Given exercise = Drop every picture and give the entries back exactly.

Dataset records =
************

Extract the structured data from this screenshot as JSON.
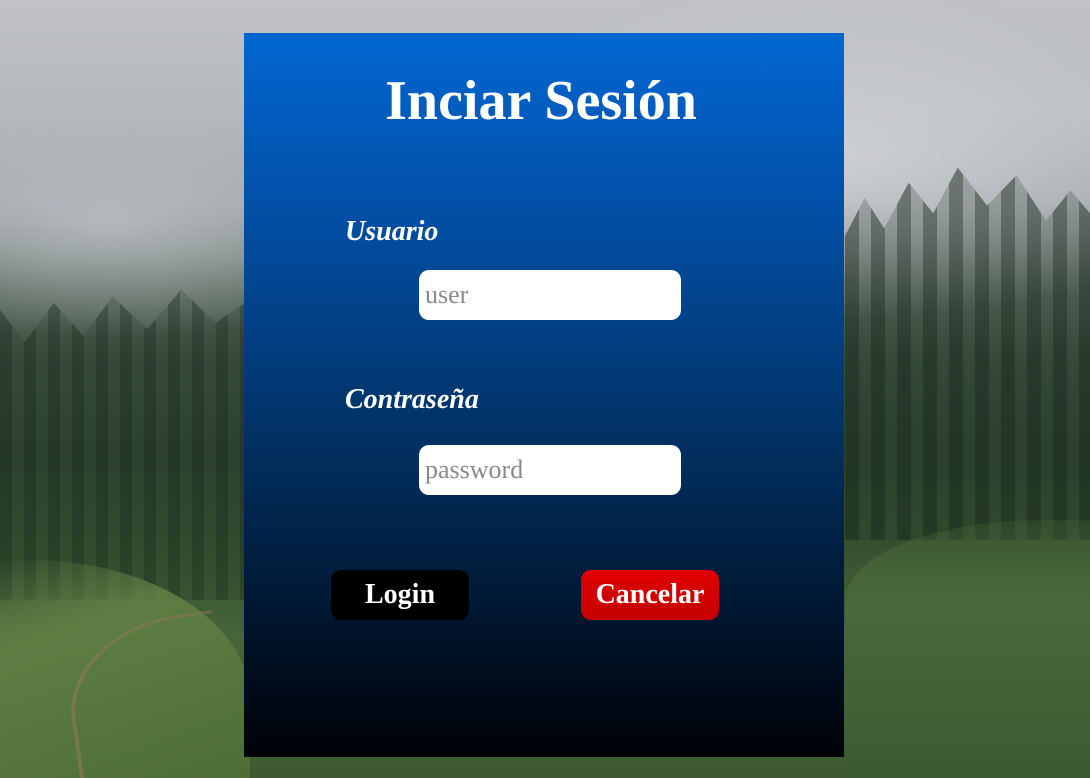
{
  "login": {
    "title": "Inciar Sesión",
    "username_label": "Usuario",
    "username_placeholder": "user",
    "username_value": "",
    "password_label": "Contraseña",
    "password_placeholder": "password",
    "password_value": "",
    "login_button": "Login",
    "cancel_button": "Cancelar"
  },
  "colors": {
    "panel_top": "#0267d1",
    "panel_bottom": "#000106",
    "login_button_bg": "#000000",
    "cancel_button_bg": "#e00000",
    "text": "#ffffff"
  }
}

************

Expected output =
Extract the structured data from this screenshot as JSON.
{
  "login": {
    "title": "Inciar Sesión",
    "username_label": "Usuario",
    "username_placeholder": "user",
    "username_value": "",
    "password_label": "Contraseña",
    "password_placeholder": "password",
    "password_value": "",
    "login_button": "Login",
    "cancel_button": "Cancelar"
  },
  "colors": {
    "panel_top": "#0267d1",
    "panel_bottom": "#000106",
    "login_button_bg": "#000000",
    "cancel_button_bg": "#e00000",
    "text": "#ffffff"
  }
}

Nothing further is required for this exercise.